> [YOUR INSTRUCTIONS] Work out how many lines in the data hold the word "Velocity", and reply with that number only.

> [DATA IN THIS EXERCISE]
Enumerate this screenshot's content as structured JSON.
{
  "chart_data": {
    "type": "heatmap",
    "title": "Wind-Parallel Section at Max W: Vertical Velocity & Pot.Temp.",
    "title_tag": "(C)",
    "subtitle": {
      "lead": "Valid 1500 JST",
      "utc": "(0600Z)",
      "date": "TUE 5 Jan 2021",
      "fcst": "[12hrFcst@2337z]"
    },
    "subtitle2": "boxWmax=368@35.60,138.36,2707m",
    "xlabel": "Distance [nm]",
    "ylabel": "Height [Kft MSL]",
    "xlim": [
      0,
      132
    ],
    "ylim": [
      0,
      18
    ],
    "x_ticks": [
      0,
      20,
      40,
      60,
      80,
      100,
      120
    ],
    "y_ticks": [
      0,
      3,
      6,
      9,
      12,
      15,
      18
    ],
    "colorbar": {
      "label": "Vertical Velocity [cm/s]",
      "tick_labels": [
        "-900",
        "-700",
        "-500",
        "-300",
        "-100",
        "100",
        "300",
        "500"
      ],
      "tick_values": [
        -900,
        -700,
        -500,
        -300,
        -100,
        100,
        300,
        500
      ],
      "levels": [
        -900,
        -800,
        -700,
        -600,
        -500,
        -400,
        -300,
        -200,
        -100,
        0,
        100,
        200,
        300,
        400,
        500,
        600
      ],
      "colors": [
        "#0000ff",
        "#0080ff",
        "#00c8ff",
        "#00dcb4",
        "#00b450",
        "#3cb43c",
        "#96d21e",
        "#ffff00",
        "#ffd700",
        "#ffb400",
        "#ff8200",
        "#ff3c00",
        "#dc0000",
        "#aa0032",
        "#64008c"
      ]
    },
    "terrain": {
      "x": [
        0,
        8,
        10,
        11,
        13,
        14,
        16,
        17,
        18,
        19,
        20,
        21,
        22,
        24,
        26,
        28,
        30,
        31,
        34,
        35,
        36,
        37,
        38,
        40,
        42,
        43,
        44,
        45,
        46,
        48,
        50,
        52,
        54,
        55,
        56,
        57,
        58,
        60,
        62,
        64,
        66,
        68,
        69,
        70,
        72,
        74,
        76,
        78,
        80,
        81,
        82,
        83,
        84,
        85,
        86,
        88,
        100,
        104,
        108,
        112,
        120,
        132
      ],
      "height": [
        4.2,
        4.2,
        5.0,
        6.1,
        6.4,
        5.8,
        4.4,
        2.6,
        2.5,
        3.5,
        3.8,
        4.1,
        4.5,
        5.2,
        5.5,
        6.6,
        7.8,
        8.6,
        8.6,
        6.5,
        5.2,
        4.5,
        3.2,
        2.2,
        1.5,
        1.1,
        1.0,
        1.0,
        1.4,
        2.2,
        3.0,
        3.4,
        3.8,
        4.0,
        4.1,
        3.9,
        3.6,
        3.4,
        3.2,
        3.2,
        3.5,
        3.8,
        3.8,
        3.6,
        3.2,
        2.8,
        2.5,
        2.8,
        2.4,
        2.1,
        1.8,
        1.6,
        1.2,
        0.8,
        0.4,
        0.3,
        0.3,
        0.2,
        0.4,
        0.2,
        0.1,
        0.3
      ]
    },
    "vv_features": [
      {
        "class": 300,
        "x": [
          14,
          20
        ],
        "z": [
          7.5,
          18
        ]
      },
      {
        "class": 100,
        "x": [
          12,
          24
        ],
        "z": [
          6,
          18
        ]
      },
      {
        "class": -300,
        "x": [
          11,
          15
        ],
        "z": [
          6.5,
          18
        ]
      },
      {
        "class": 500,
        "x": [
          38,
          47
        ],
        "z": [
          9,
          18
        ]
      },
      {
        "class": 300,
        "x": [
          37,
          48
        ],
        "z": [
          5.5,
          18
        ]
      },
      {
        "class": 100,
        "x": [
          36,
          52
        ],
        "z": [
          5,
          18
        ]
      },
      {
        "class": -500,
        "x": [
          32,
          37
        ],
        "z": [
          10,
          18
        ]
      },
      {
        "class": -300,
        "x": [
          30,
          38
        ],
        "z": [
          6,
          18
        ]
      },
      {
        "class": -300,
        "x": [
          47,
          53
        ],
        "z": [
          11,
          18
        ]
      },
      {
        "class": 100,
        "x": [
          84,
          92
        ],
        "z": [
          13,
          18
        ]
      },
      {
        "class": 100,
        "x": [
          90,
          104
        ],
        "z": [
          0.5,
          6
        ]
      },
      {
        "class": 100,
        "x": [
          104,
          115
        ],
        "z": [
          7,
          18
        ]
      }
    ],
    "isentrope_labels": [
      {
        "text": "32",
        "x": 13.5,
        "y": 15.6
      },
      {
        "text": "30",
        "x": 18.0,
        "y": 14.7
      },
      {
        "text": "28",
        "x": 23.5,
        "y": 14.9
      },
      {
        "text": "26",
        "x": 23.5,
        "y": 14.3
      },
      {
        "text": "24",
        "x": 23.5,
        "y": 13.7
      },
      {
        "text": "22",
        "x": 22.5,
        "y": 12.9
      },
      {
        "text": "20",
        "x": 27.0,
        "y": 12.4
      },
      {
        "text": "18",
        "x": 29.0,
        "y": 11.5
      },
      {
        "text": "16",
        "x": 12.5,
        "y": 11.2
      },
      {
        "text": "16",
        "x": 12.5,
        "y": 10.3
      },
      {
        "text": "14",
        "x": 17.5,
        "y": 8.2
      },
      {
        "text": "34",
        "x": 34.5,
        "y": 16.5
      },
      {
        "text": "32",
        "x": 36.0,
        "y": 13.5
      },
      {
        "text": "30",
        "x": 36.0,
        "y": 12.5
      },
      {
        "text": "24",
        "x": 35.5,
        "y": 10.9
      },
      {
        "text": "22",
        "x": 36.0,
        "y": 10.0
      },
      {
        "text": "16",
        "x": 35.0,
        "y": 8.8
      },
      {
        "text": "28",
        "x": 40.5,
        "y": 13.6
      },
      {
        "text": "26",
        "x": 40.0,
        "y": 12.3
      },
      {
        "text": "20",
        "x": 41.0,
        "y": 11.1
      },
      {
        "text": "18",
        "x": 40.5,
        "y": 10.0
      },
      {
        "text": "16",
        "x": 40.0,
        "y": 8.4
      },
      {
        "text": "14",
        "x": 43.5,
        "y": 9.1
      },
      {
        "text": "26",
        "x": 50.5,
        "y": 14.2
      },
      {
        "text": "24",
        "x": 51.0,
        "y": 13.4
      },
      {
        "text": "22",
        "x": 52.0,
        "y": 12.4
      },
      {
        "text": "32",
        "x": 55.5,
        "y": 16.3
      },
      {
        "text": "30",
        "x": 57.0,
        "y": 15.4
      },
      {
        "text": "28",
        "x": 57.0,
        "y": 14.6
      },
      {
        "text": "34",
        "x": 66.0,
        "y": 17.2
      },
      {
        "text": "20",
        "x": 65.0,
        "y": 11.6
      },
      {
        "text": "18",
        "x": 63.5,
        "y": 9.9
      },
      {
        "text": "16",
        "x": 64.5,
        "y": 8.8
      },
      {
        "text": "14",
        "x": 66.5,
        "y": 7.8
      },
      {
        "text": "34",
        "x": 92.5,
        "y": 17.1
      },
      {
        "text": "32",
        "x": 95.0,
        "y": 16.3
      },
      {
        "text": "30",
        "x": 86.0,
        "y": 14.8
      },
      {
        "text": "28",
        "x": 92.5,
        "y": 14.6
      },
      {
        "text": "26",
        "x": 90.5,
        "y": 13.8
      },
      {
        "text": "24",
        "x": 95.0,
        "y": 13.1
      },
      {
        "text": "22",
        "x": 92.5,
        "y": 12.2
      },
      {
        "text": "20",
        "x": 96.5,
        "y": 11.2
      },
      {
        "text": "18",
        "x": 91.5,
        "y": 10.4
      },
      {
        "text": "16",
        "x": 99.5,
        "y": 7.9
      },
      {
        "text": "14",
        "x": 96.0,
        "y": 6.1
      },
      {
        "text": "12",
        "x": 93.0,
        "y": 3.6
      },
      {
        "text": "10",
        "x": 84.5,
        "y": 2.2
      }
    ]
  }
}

> [SOLUTION FOR THIS TASK] 2